**Aim of the task**
Sort through the entries below and pull out lines containing the word "noviembre".

**Records provided**
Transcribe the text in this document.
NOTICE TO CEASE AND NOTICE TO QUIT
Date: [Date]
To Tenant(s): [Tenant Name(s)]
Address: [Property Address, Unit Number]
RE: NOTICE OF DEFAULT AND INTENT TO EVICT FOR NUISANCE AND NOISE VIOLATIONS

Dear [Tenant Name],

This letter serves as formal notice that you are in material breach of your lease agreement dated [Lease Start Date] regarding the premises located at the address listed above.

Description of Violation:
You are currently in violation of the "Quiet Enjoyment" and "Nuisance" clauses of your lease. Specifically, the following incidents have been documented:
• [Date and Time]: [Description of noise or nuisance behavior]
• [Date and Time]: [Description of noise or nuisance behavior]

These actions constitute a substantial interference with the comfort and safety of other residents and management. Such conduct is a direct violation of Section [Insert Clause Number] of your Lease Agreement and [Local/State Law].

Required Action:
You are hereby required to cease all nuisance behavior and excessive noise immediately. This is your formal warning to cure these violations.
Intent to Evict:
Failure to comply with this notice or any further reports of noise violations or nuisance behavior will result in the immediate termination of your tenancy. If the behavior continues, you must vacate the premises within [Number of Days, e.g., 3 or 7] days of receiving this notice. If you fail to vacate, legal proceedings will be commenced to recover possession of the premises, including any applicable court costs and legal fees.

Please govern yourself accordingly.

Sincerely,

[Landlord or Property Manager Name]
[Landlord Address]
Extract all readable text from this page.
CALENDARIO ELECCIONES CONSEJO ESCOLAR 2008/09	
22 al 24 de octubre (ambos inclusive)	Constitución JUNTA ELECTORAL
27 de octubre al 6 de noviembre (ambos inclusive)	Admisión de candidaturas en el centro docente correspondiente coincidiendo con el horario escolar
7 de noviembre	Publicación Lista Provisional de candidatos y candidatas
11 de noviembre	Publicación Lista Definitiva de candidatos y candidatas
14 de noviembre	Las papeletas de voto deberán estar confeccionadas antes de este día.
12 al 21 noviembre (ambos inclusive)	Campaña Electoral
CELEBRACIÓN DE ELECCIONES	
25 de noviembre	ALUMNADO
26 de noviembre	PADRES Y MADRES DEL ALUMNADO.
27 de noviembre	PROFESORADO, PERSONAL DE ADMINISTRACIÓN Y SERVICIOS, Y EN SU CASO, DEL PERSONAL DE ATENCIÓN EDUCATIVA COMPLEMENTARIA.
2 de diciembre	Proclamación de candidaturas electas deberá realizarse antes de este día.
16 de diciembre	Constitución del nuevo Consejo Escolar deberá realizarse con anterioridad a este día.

**Exercise output**
27 de octubre al 6 de noviembre (ambos inclusive)	Admisión de candidaturas en el centro docente correspondiente coincidiendo con el horario escolar
7 de noviembre	Publicación Lista Provisional de candidatos y candidatas
11 de noviembre	Publicación Lista Definitiva de candidatos y candidatas
14 de noviembre	Las papeletas de voto deberán estar confeccionadas antes de este día.
12 al 21 noviembre (ambos inclusive)	Campaña Electoral
25 de noviembre	ALUMNADO
26 de noviembre	PADRES Y MADRES DEL ALUMNADO.
27 de noviembre	PROFESORADO, PERSONAL DE ADMINISTRACIÓN Y SERVICIOS, Y EN SU CASO, DEL PERSONAL DE ATENCIÓN EDUCATIVA COMPLEMENTARIA.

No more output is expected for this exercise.